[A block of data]
================

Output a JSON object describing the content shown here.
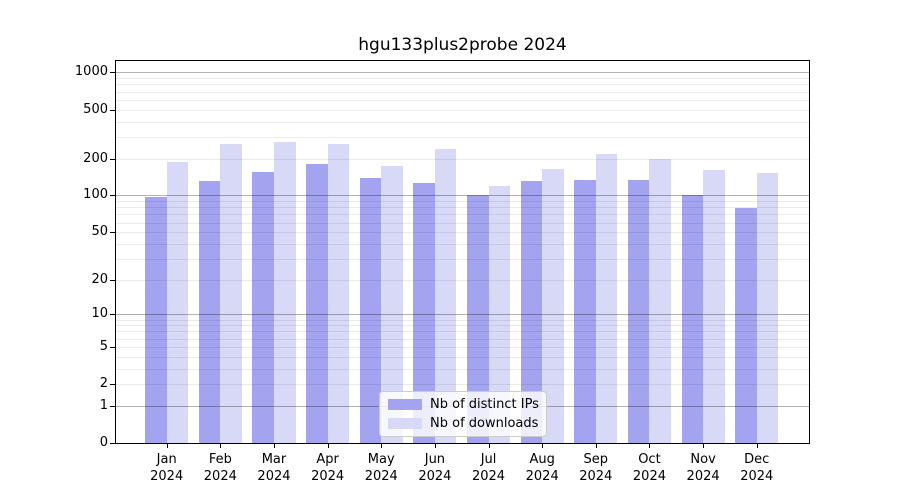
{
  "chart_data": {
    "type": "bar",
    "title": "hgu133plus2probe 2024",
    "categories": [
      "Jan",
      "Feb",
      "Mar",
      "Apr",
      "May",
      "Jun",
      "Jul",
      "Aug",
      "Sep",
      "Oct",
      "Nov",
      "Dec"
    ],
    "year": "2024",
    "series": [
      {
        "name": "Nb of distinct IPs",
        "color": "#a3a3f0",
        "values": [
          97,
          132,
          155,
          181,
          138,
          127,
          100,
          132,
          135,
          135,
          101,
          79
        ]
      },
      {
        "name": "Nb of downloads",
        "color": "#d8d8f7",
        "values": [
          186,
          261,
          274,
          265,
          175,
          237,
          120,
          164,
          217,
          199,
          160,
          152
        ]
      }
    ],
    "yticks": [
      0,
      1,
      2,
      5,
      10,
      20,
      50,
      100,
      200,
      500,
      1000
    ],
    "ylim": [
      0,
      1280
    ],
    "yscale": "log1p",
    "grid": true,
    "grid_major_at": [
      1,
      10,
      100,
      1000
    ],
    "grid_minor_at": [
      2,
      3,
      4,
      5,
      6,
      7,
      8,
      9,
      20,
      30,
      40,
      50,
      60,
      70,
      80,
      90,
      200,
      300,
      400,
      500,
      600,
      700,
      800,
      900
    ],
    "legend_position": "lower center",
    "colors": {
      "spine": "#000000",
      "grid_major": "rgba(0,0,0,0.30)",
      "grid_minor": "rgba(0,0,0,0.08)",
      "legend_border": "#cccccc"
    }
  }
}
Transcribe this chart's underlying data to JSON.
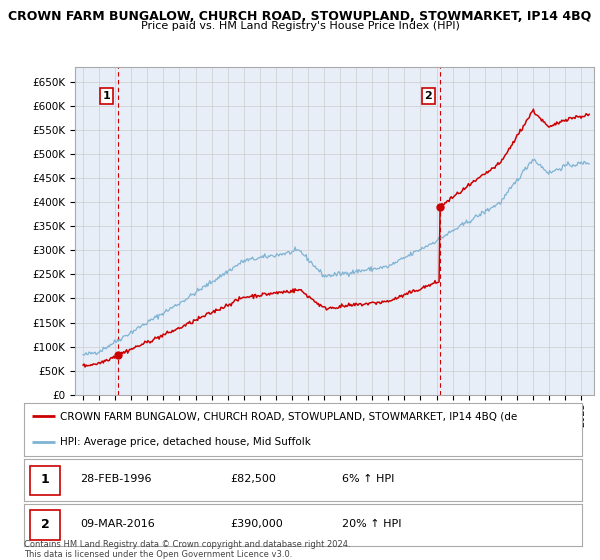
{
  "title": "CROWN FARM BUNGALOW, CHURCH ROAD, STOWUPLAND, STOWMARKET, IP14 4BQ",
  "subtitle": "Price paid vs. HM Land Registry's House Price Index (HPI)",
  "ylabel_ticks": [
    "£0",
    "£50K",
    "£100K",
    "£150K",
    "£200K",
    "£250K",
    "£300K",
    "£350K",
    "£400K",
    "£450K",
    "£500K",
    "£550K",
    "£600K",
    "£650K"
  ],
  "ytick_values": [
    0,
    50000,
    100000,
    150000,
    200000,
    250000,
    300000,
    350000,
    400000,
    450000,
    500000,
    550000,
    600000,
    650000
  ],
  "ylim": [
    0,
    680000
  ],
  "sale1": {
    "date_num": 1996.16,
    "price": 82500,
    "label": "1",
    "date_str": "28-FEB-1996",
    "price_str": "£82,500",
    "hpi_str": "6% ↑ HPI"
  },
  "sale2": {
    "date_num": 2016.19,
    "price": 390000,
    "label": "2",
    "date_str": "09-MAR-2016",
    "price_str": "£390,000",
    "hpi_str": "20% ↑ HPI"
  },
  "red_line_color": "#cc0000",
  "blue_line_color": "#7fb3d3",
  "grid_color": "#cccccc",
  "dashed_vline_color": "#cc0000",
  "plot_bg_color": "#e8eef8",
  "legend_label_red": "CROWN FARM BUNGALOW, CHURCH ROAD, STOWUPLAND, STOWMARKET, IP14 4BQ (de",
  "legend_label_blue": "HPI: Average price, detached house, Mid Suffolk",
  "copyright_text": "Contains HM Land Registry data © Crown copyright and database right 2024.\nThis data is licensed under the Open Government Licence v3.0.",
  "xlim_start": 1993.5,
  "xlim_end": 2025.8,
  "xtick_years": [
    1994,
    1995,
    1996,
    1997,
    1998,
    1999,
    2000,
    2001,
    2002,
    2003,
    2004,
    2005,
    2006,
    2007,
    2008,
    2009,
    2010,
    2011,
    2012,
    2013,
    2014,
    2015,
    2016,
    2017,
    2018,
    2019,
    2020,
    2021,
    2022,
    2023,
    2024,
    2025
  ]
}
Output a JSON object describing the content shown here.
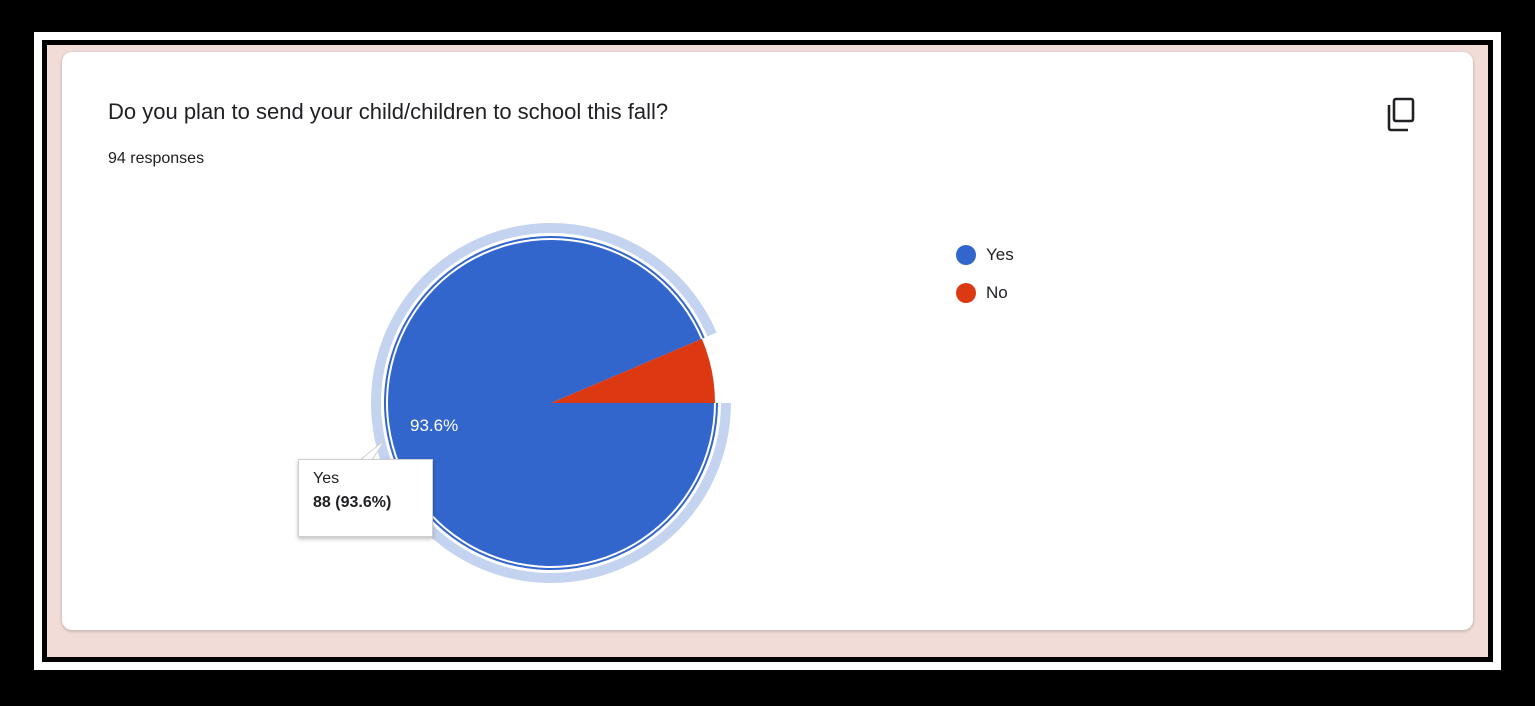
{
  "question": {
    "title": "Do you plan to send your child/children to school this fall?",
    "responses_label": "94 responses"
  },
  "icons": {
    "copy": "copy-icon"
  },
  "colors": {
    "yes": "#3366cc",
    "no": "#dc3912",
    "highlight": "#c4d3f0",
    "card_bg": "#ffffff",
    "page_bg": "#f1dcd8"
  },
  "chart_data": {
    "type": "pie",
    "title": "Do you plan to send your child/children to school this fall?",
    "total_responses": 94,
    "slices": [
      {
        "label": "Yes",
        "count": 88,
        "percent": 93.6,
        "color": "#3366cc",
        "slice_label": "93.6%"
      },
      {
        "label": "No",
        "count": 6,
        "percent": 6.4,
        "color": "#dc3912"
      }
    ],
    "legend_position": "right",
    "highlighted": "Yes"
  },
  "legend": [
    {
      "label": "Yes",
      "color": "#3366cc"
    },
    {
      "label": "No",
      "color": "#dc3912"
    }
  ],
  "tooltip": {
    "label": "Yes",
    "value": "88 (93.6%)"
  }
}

================

- Exercise instructions
For each line of the entries that includes "CHURCH", show that line.

- Full output
  "title": "CROWN FARM BUNGALOW, CHURCH ROAD, STOWUPLAND, STOWMARKET, IP14 4BQ",
  "legend_label_red": "CROWN FARM BUNGALOW, CHURCH ROAD, STOWUPLAND, STOWMARKET, IP14 4BQ (de",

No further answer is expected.